**Goal:**
Give every line from the entries that contains "screenshot".

Data records
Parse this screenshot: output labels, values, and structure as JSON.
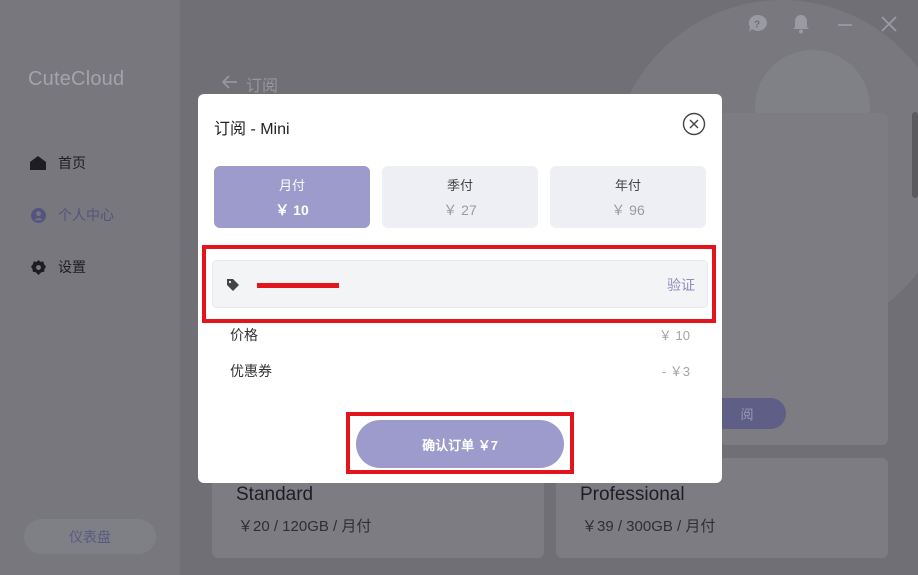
{
  "app": {
    "brand": "CuteCloud",
    "nav": [
      {
        "label": "首页",
        "icon": "home-icon"
      },
      {
        "label": "个人中心",
        "icon": "user-icon"
      },
      {
        "label": "设置",
        "icon": "gear-icon"
      }
    ],
    "dashboard_button": "仪表盘",
    "back_title": "订阅",
    "right_card_button": "阅",
    "plans": [
      {
        "name": "Standard",
        "price": "￥20 / 120GB / 月付"
      },
      {
        "name": "Professional",
        "price": "￥39 / 300GB / 月付"
      }
    ],
    "top_icons": [
      "help-icon",
      "bell-icon",
      "minimize-icon",
      "close-icon"
    ]
  },
  "modal": {
    "title": "订阅 - Mini",
    "periods": [
      {
        "label": "月付",
        "price": "￥ 10",
        "selected": true
      },
      {
        "label": "季付",
        "price": "￥ 27",
        "selected": false
      },
      {
        "label": "年付",
        "price": "￥ 96",
        "selected": false
      }
    ],
    "coupon": {
      "value": "",
      "placeholder": "",
      "verify_label": "验证"
    },
    "price_label": "价格",
    "price_value": "￥ 10",
    "coupon_label": "优惠券",
    "coupon_value": "- ￥3",
    "confirm_label": "确认订单 ￥7"
  },
  "colors": {
    "accent": "#9c9bcb",
    "highlight": "#e3141c",
    "overlay": "#6f6f75"
  }
}
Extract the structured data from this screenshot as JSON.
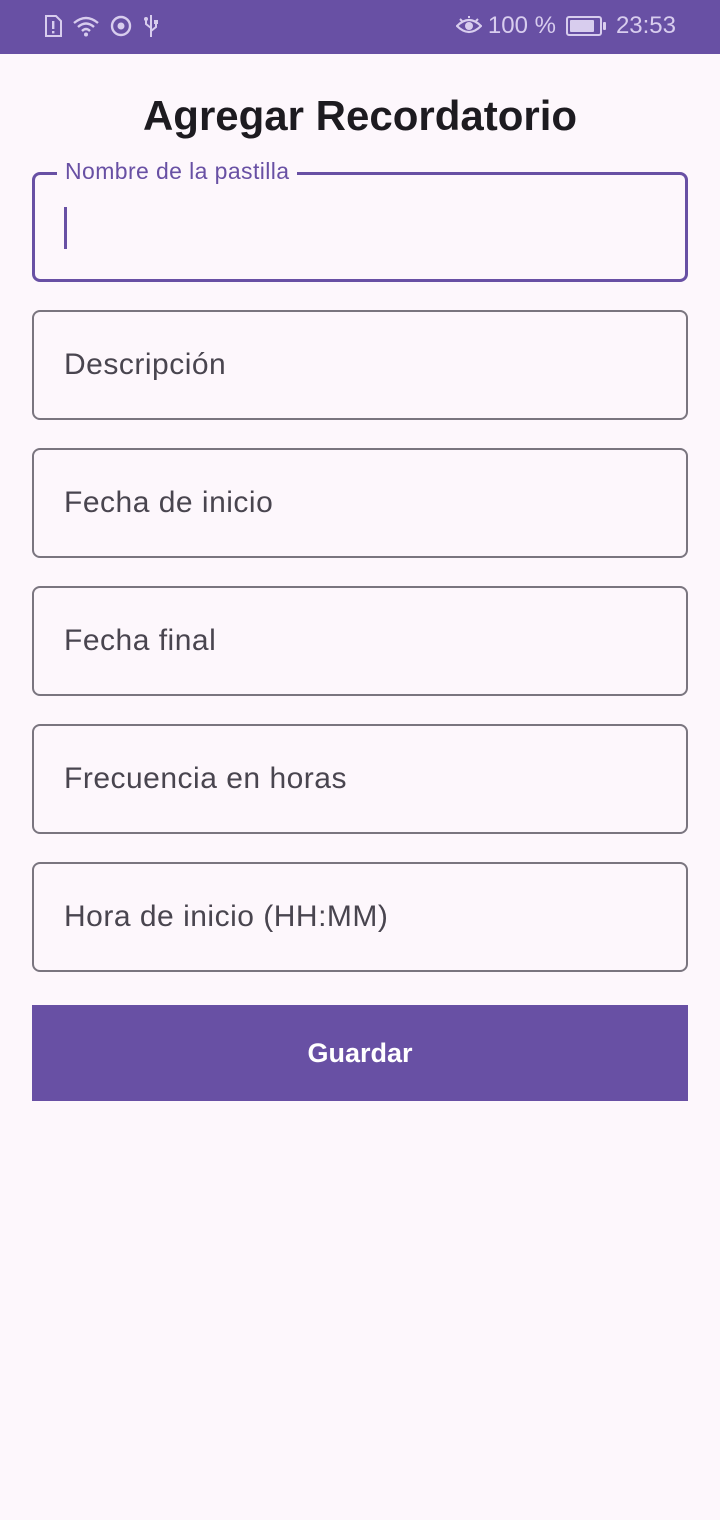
{
  "status_bar": {
    "battery_percent": "100 %",
    "battery_level": 1.0,
    "time": "23:53",
    "icons": [
      "sim-alert-icon",
      "wifi-icon",
      "sync-icon",
      "usb-icon",
      "eye-comfort-icon",
      "battery-charging-icon"
    ],
    "background_color": "#6850a4"
  },
  "screen": {
    "title": "Agregar Recordatorio"
  },
  "form": {
    "pill_name": {
      "label": "Nombre de la pastilla",
      "value": ""
    },
    "description": {
      "placeholder": "Descripción"
    },
    "start_date": {
      "placeholder": "Fecha de inicio"
    },
    "end_date": {
      "placeholder": "Fecha final"
    },
    "frequency": {
      "placeholder": "Frecuencia en horas"
    },
    "start_time": {
      "placeholder": "Hora de inicio (HH:MM)"
    }
  },
  "actions": {
    "save_label": "Guardar"
  },
  "colors": {
    "accent": "#6850a4",
    "background": "#fdf7fc",
    "outline": "#7a757f",
    "text": "#1d1b20"
  }
}
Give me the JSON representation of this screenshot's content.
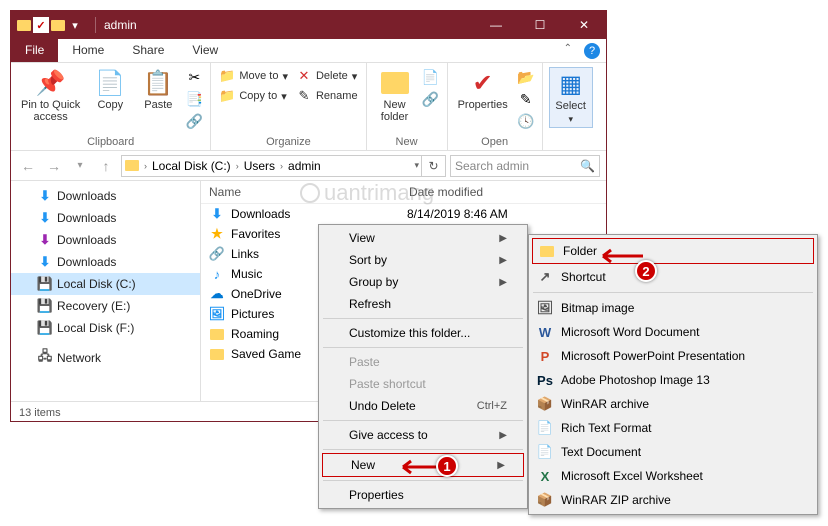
{
  "window": {
    "title": "admin",
    "minimize": "—",
    "maximize": "☐",
    "close": "✕"
  },
  "tabs": {
    "file": "File",
    "home": "Home",
    "share": "Share",
    "view": "View"
  },
  "ribbon": {
    "clipboard": {
      "label": "Clipboard",
      "pin": "Pin to Quick\naccess",
      "copy": "Copy",
      "paste": "Paste"
    },
    "organize": {
      "label": "Organize",
      "moveto": "Move to",
      "copyto": "Copy to",
      "delete": "Delete",
      "rename": "Rename"
    },
    "new": {
      "label": "New",
      "newfolder": "New\nfolder"
    },
    "open": {
      "label": "Open",
      "properties": "Properties"
    },
    "select": {
      "label": "Select",
      "select": "Select"
    }
  },
  "address": {
    "segs": [
      "Local Disk (C:)",
      "Users",
      "admin"
    ],
    "search_placeholder": "Search admin"
  },
  "tree": [
    {
      "icon": "download",
      "label": "Downloads",
      "color": "#2196f3"
    },
    {
      "icon": "download",
      "label": "Downloads",
      "color": "#2196f3"
    },
    {
      "icon": "download",
      "label": "Downloads",
      "color": "#9c27b0"
    },
    {
      "icon": "download",
      "label": "Downloads",
      "color": "#2196f3"
    },
    {
      "icon": "disk",
      "label": "Local Disk (C:)",
      "selected": true
    },
    {
      "icon": "disk",
      "label": "Recovery (E:)"
    },
    {
      "icon": "disk",
      "label": "Local Disk (F:)"
    },
    {
      "sep": true
    },
    {
      "icon": "network",
      "label": "Network"
    }
  ],
  "columns": {
    "name": "Name",
    "date": "Date modified"
  },
  "files": [
    {
      "icon": "download",
      "label": "Downloads",
      "date": "8/14/2019 8:46 AM",
      "color": "#2196f3"
    },
    {
      "icon": "star",
      "label": "Favorites",
      "color": "#ffb300"
    },
    {
      "icon": "link",
      "label": "Links",
      "color": "#2196f3"
    },
    {
      "icon": "music",
      "label": "Music",
      "color": "#2196f3"
    },
    {
      "icon": "cloud",
      "label": "OneDrive",
      "color": "#0078d4"
    },
    {
      "icon": "pictures",
      "label": "Pictures",
      "color": "#2196f3"
    },
    {
      "icon": "folder",
      "label": "Roaming"
    },
    {
      "icon": "folder",
      "label": "Saved Game"
    }
  ],
  "status": "13 items",
  "ctx1": [
    {
      "label": "View",
      "arrow": true
    },
    {
      "label": "Sort by",
      "arrow": true
    },
    {
      "label": "Group by",
      "arrow": true
    },
    {
      "label": "Refresh"
    },
    {
      "sep": true
    },
    {
      "label": "Customize this folder..."
    },
    {
      "sep": true
    },
    {
      "label": "Paste",
      "disabled": true
    },
    {
      "label": "Paste shortcut",
      "disabled": true
    },
    {
      "label": "Undo Delete",
      "shortcut": "Ctrl+Z"
    },
    {
      "sep": true
    },
    {
      "label": "Give access to",
      "arrow": true
    },
    {
      "sep": true
    },
    {
      "label": "New",
      "arrow": true,
      "boxed": true
    },
    {
      "sep": true
    },
    {
      "label": "Properties"
    }
  ],
  "ctx2": [
    {
      "icon": "folder",
      "label": "Folder",
      "boxed": true
    },
    {
      "icon": "shortcut",
      "label": "Shortcut"
    },
    {
      "sep": true
    },
    {
      "icon": "bmp",
      "label": "Bitmap image"
    },
    {
      "icon": "word",
      "label": "Microsoft Word Document"
    },
    {
      "icon": "ppt",
      "label": "Microsoft PowerPoint Presentation"
    },
    {
      "icon": "psd",
      "label": "Adobe Photoshop Image 13"
    },
    {
      "icon": "rar",
      "label": "WinRAR archive"
    },
    {
      "icon": "rtf",
      "label": "Rich Text Format"
    },
    {
      "icon": "txt",
      "label": "Text Document"
    },
    {
      "icon": "xls",
      "label": "Microsoft Excel Worksheet"
    },
    {
      "icon": "zip",
      "label": "WinRAR ZIP archive"
    }
  ],
  "callouts": {
    "one": "1",
    "two": "2"
  },
  "watermark": "uantrimang"
}
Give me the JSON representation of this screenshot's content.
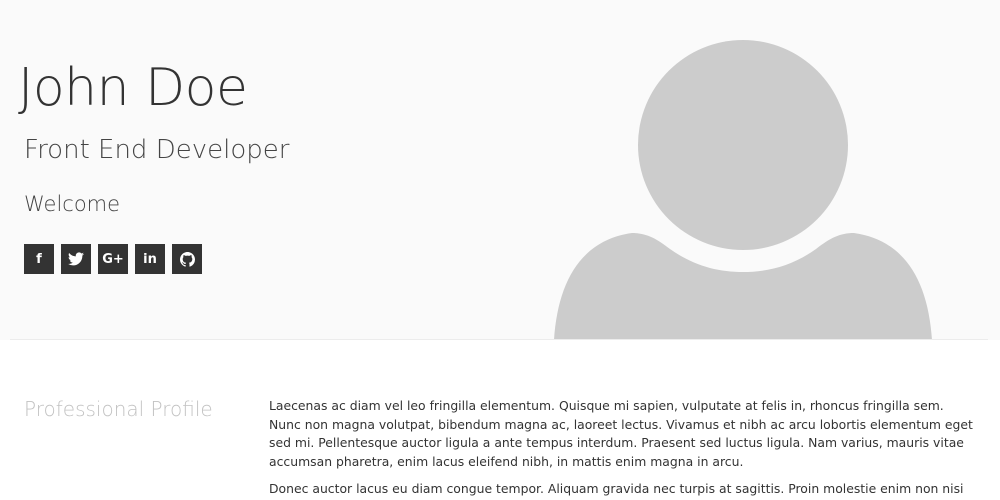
{
  "header": {
    "name": "John Doe",
    "role": "Front End Developer",
    "welcome": "Welcome"
  },
  "social": [
    {
      "label": "f",
      "icon": "facebook-icon"
    },
    {
      "label": "",
      "icon": "twitter-icon"
    },
    {
      "label": "G+",
      "icon": "google-plus-icon"
    },
    {
      "label": "in",
      "icon": "linkedin-icon"
    },
    {
      "label": "",
      "icon": "github-icon"
    }
  ],
  "profile": {
    "title": "Professional Profile",
    "paragraphs": [
      "Laecenas ac diam vel leo fringilla elementum. Quisque mi sapien, vulputate at felis in, rhoncus fringilla sem. Nunc non magna volutpat, bibendum magna ac, laoreet lectus. Vivamus et nibh ac arcu lobortis elementum eget sed mi. Pellentesque auctor ligula a ante tempus interdum. Praesent sed luctus ligula. Nam varius, mauris vitae accumsan pharetra, enim lacus eleifend nibh, in mattis enim magna in arcu.",
      "Donec auctor lacus eu diam congue tempor. Aliquam gravida nec turpis at sagittis. Proin molestie enim non nisi"
    ]
  },
  "colors": {
    "background": "#fafafa",
    "text": "#333333",
    "button": "#333333",
    "avatar": "#cccccc",
    "section_title": "#c2c2c2"
  }
}
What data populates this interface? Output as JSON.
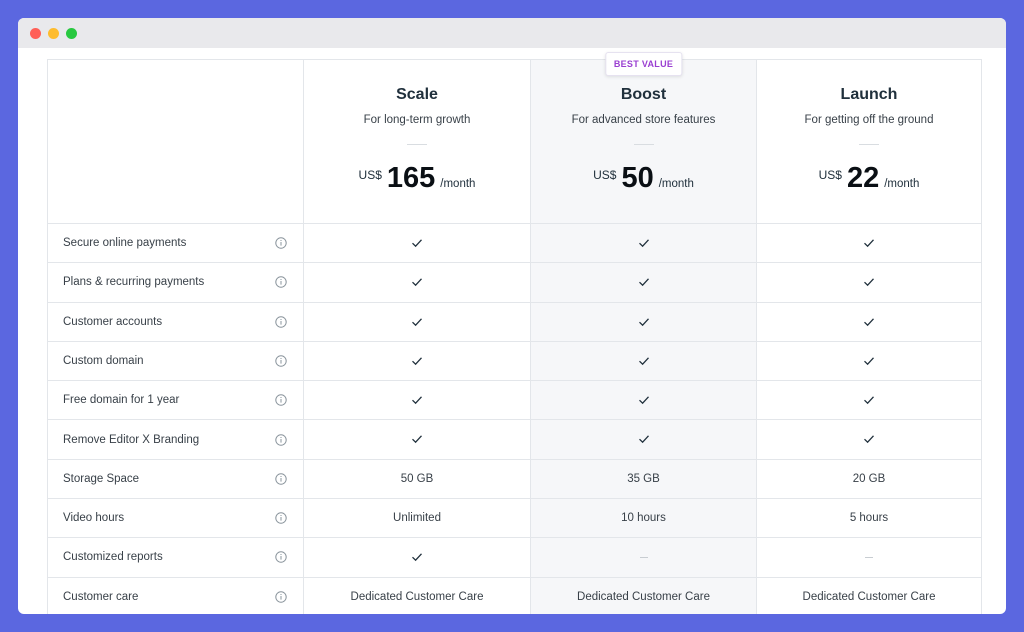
{
  "plans": [
    {
      "name": "Scale",
      "description": "For long-term growth",
      "currency": "US$",
      "price": "165",
      "period": "/month"
    },
    {
      "name": "Boost",
      "description": "For advanced store features",
      "currency": "US$",
      "price": "50",
      "period": "/month",
      "badge": "BEST VALUE"
    },
    {
      "name": "Launch",
      "description": "For getting off the ground",
      "currency": "US$",
      "price": "22",
      "period": "/month"
    }
  ],
  "features": [
    {
      "label": "Secure online payments",
      "values": [
        "check",
        "check",
        "check"
      ]
    },
    {
      "label": "Plans & recurring payments",
      "values": [
        "check",
        "check",
        "check"
      ]
    },
    {
      "label": "Customer accounts",
      "values": [
        "check",
        "check",
        "check"
      ]
    },
    {
      "label": "Custom domain",
      "values": [
        "check",
        "check",
        "check"
      ]
    },
    {
      "label": "Free domain for 1 year",
      "values": [
        "check",
        "check",
        "check"
      ]
    },
    {
      "label": "Remove Editor X Branding",
      "values": [
        "check",
        "check",
        "check"
      ]
    },
    {
      "label": "Storage Space",
      "values": [
        "50 GB",
        "35 GB",
        "20 GB"
      ]
    },
    {
      "label": "Video hours",
      "values": [
        "Unlimited",
        "10 hours",
        "5 hours"
      ]
    },
    {
      "label": "Customized reports",
      "values": [
        "check",
        "dash",
        "dash"
      ]
    },
    {
      "label": "Customer care",
      "values": [
        "Dedicated Customer Care",
        "Dedicated Customer Care",
        "Dedicated Customer Care"
      ]
    }
  ],
  "icons": {
    "info": "info-icon",
    "included": "checkmark-icon",
    "not_included": "dash-icon"
  },
  "colors": {
    "background": "#5b67e0",
    "badge_text": "#9a3fd1",
    "highlight_column": "#f6f7f9"
  }
}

**Result of this exercise:**
Parse this screenshot: output labels, values, and structure as JSON.
Extract the structured data from this screenshot as JSON.
Give me the JSON representation of this screenshot's content.
Give me the JSON representation of this screenshot's content.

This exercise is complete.